++++ Extracted data ++++

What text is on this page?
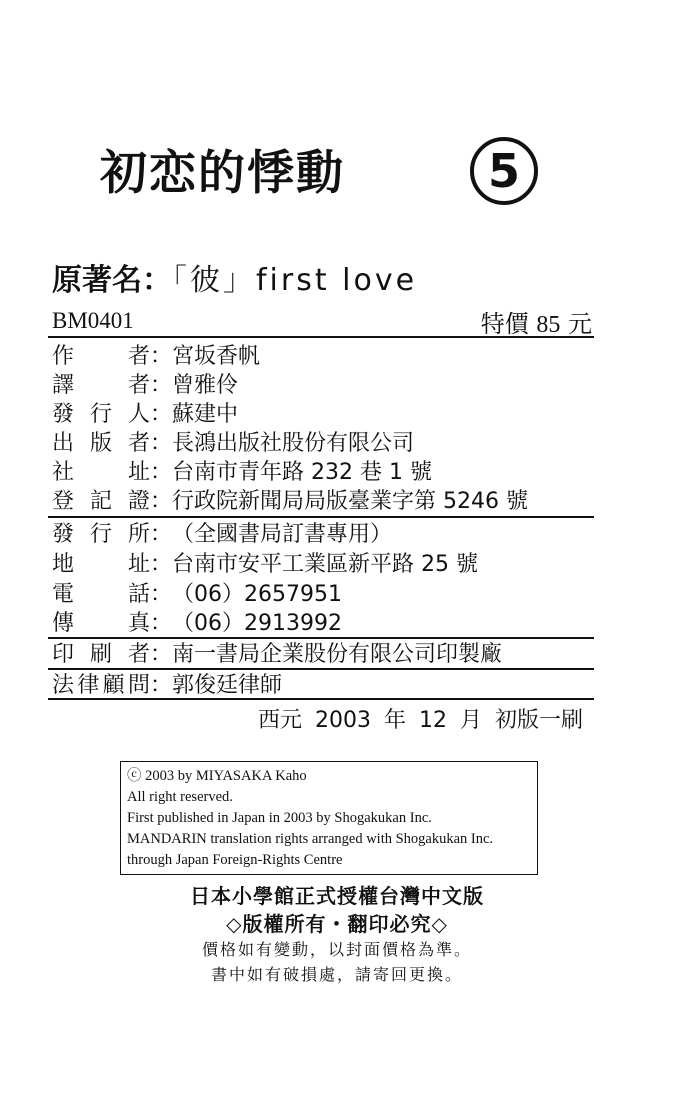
初恋的悸動	5
原著名：「彼」first love
BM0401	特價 85 元
作者 ： 宮坂香帆
譯者 ： 曾雅伶
發行人 ： 蘇建中
出版者 ： 長鴻出版社股份有限公司
社址 ： 台南市青年路 232 巷 1 號
登記證 ： 行政院新聞局局版臺業字第 5246 號
發行所 ： （全國書局訂書專用）
地址 ： 台南市安平工業區新平路 25 號
電話 ： （06）2657951
傳真 ： （06）2913992
印刷者 ： 南一書局企業股份有限公司印製廠
法律顧問 ： 郭俊廷律師
西元 2003 年 12 月 初版一刷
ⓒ 2003 by MIYASAKA Kaho
All right reserved.
First published in Japan in 2003 by Shogakukan Inc.
MANDARIN translation rights arranged with Shogakukan Inc.
through Japan Foreign-Rights Centre
日本小學館正式授權台灣中文版
◇版權所有・翻印必究◇
價格如有變動，以封面價格為準。
書中如有破損處，請寄回更換。
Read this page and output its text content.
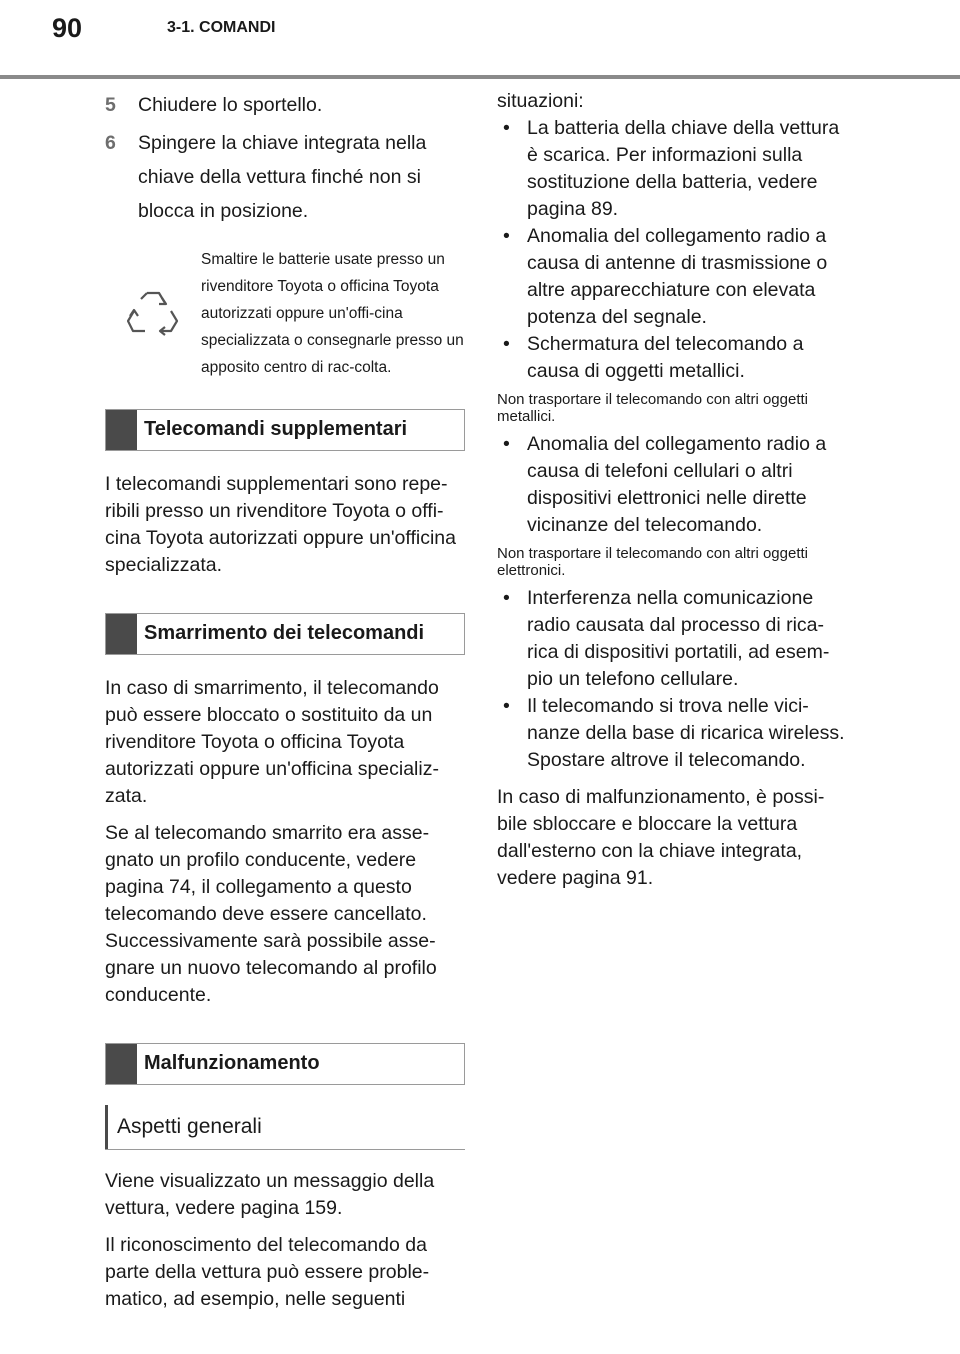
90	3-1. COMANDI
5	Chiudere lo sportello.
6	Spingere la chiave integrata nella chiave della vettura finché non si blocca in posizione.

Smaltire le batterie usate presso un rivenditore Toyota o officina Toyota autorizzati oppure un'offi-cina specializzata o consegnarle presso un apposito centro di rac-colta.

Telecomandi supplementari

I telecomandi supplementari sono repe-ribili presso un rivenditore Toyota o offi-cina Toyota autorizzati oppure un'officina specializzata.

Smarrimento dei telecomandi

In caso di smarrimento, il telecomando può essere bloccato o sostituito da un rivenditore Toyota o officina Toyota autorizzati oppure un'officina specializ-zata.

Se al telecomando smarrito era asse-gnato un profilo conducente, vedere pagina 74, il collegamento a questo telecomando deve essere cancellato. Successivamente sarà possibile asse-gnare un nuovo telecomando al profilo conducente.

Malfunzionamento
Aspetti generali

Viene visualizzato un messaggio della vettura, vedere pagina 159.

Il riconoscimento del telecomando da parte della vettura può essere proble-matico, ad esempio, nelle seguenti

situazioni:

• La batteria della chiave della vettura è scarica. Per informazioni sulla sostituzione della batteria, vedere pagina 89.
• Anomalia del collegamento radio a causa di antenne di trasmissione o altre apparecchiature con elevata potenza del segnale.
• Schermatura del telecomando a causa di oggetti metallici.

Non trasportare il telecomando con altri oggetti metallici.

• Anomalia del collegamento radio a causa di telefoni cellulari o altri dispositivi elettronici nelle dirette vicinanze del telecomando.

Non trasportare il telecomando con altri oggetti elettronici.

• Interferenza nella comunicazione radio causata dal processo di rica-rica di dispositivi portatili, ad esem-pio un telefono cellulare.
• Il telecomando si trova nelle vici-nanze della base di ricarica wireless. Spostare altrove il telecomando.

In caso di malfunzionamento, è possi-bile sbloccare e bloccare la vettura dall'esterno con la chiave integrata, vedere pagina 91.
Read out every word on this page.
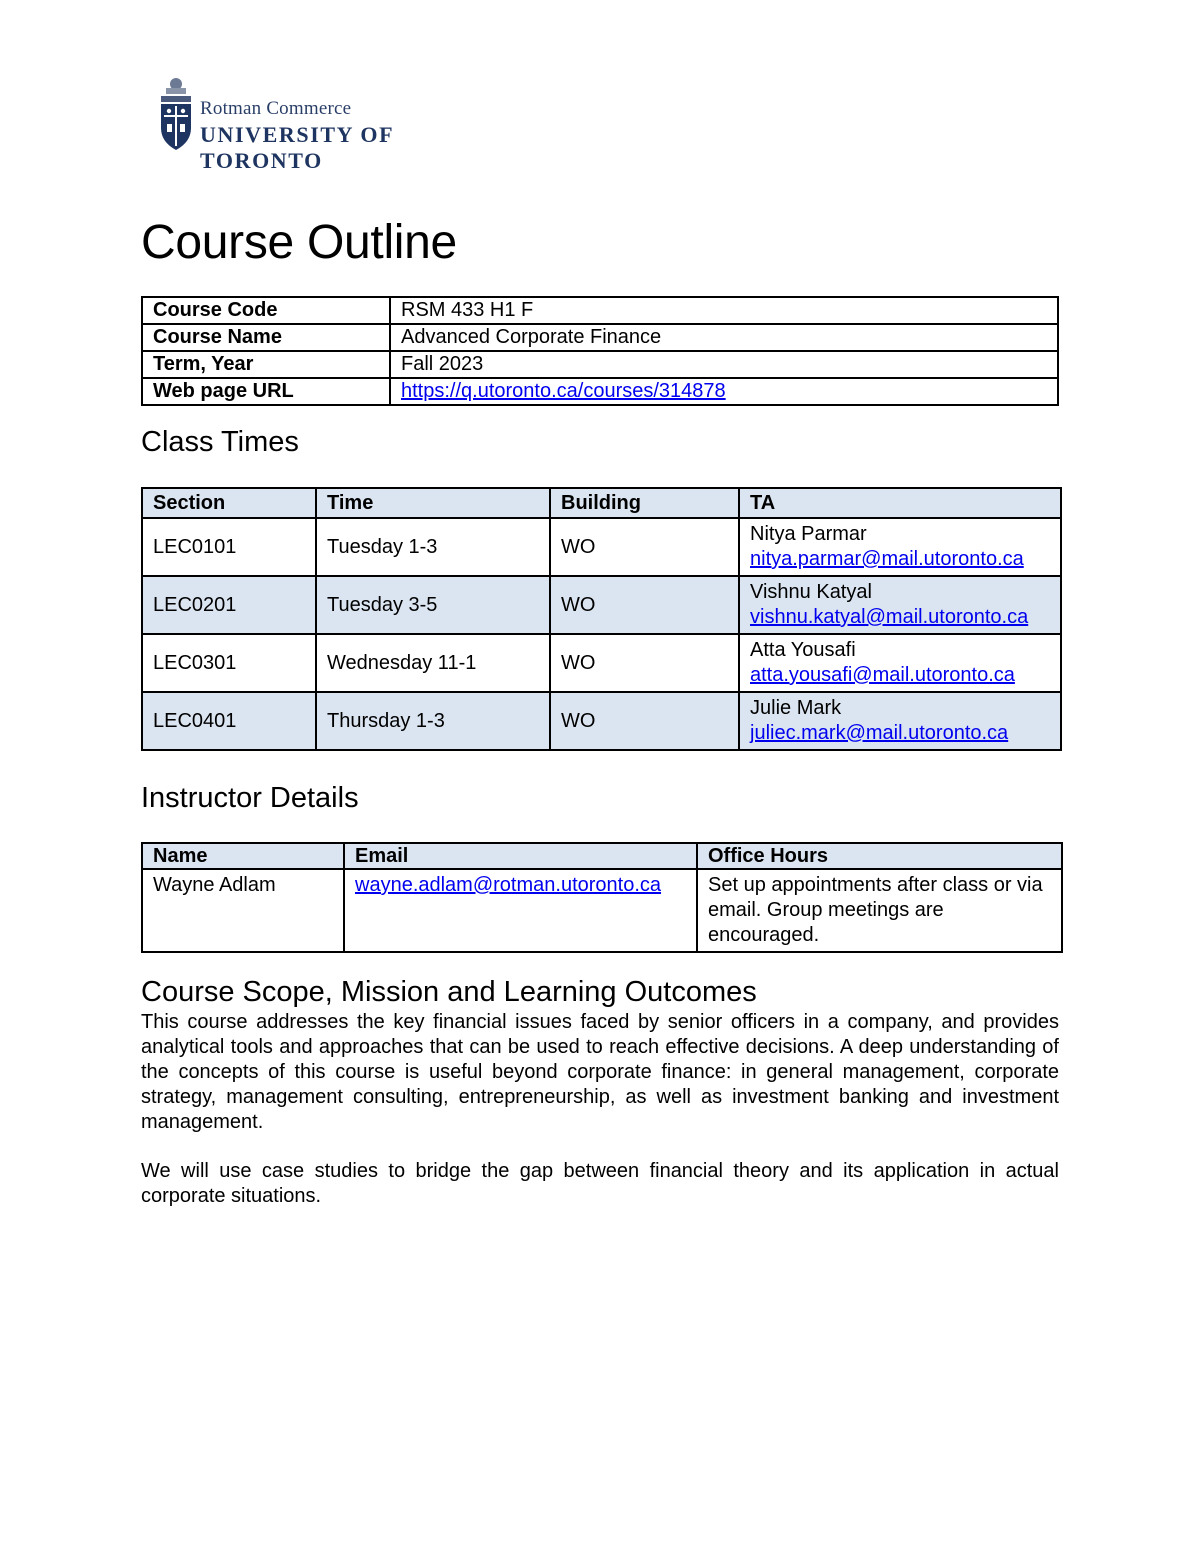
Rotman Commerce
UNIVERSITY OF TORONTO
Course Outline
Course Code	RSM 433 H1 F
Course Name	Advanced Corporate Finance
Term, Year	Fall 2023
Web page URL	https://q.utoronto.ca/courses/314878
Class Times
Section	Time	Building	TA
LEC0101	Tuesday 1-3	WO	Nitya Parmar
nitya.parmar@mail.utoronto.ca

LEC0201	Tuesday 3-5	WO	Vishnu Katyal
vishnu.katyal@mail.utoronto.ca

LEC0301	Wednesday 11-1	WO	Atta Yousafi
atta.yousafi@mail.utoronto.ca

LEC0401	Thursday 1-3	WO	Julie Mark
juliec.mark@mail.utoronto.ca
Instructor Details
Name	Email	Office Hours
Wayne Adlam	wayne.adlam@rotman.utoronto.ca	Set up appointments after class or via email. Group meetings are encouraged.
Course Scope, Mission and Learning Outcomes

This course addresses the key financial issues faced by senior officers in a company, and provides analytical tools and approaches that can be used to reach effective decisions. A deep understanding of the concepts of this course is useful beyond corporate finance: in general management, corporate strategy, management consulting, entrepreneurship, as well as investment banking and investment management.

We will use case studies to bridge the gap between financial theory and its application in actual corporate situations.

++++

▶ Set exercise
Going through the entries above line by line, work out how many lines include the word "rivenditore". Only the number is required.

▶ Final result
3